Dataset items
┏━━

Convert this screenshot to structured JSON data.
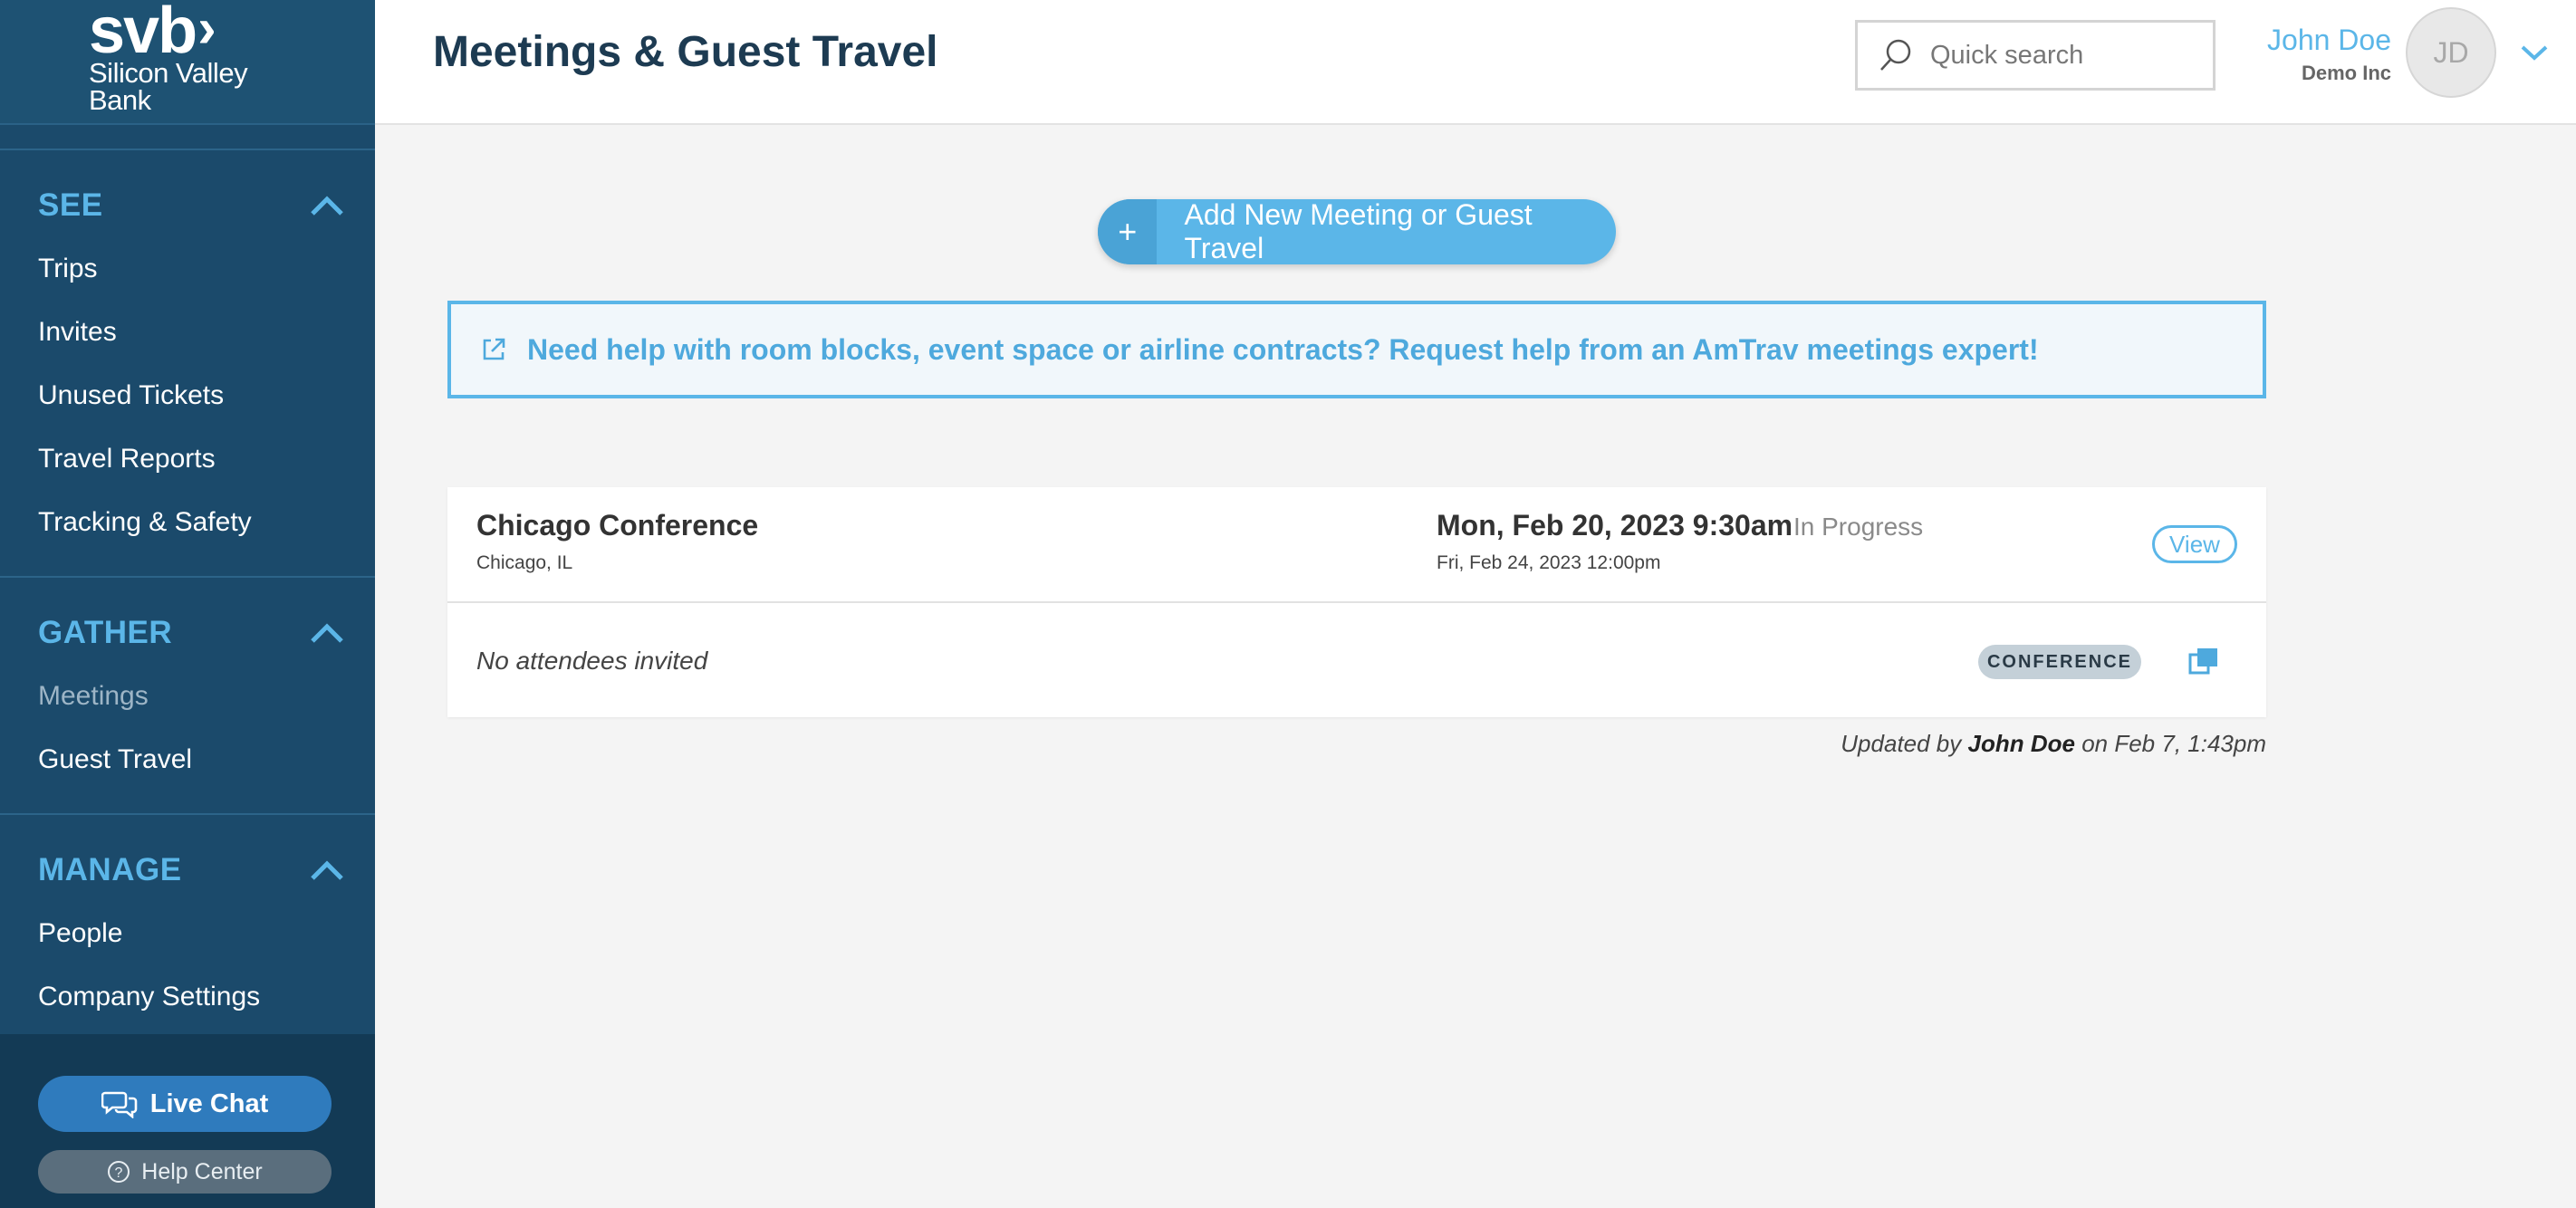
{
  "brand": {
    "logo_mark": "svb",
    "logo_line1": "Silicon Valley",
    "logo_line2": "Bank"
  },
  "sidebar": {
    "sections": [
      {
        "label": "SEE",
        "items": [
          "Trips",
          "Invites",
          "Unused Tickets",
          "Travel Reports",
          "Tracking & Safety"
        ]
      },
      {
        "label": "GATHER",
        "items": [
          "Meetings",
          "Guest Travel"
        ],
        "active": "Meetings"
      },
      {
        "label": "MANAGE",
        "items": [
          "People",
          "Company Settings"
        ]
      }
    ],
    "live_chat_label": "Live Chat",
    "help_center_label": "Help Center"
  },
  "header": {
    "title": "Meetings & Guest Travel",
    "search_placeholder": "Quick search",
    "user_name": "John Doe",
    "user_company": "Demo Inc",
    "avatar_initials": "JD"
  },
  "main": {
    "add_button_plus": "+",
    "add_button_label": "Add New Meeting or Guest Travel",
    "help_banner_text": "Need help with room blocks, event space or airline contracts? Request help from an AmTrav meetings expert!",
    "meeting": {
      "name": "Chicago Conference",
      "location": "Chicago, IL",
      "start": "Mon, Feb 20, 2023 9:30am",
      "end": "Fri, Feb 24, 2023 12:00pm",
      "status": "In Progress",
      "view_label": "View",
      "attendees_text": "No attendees invited",
      "type_badge": "CONFERENCE"
    },
    "updated": {
      "prefix": "Updated by",
      "user": "John Doe",
      "suffix": "on Feb 7, 1:43pm"
    }
  },
  "colors": {
    "sidebar_bg": "#1b4a6b",
    "accent": "#5bb6e8",
    "title": "#1d3b52"
  }
}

┗━━

TASK DESCRIPTION: Of the lines in the data above, how many contain the word "Chicago"? Give only that figure.

EXPECTED ANSWER: 2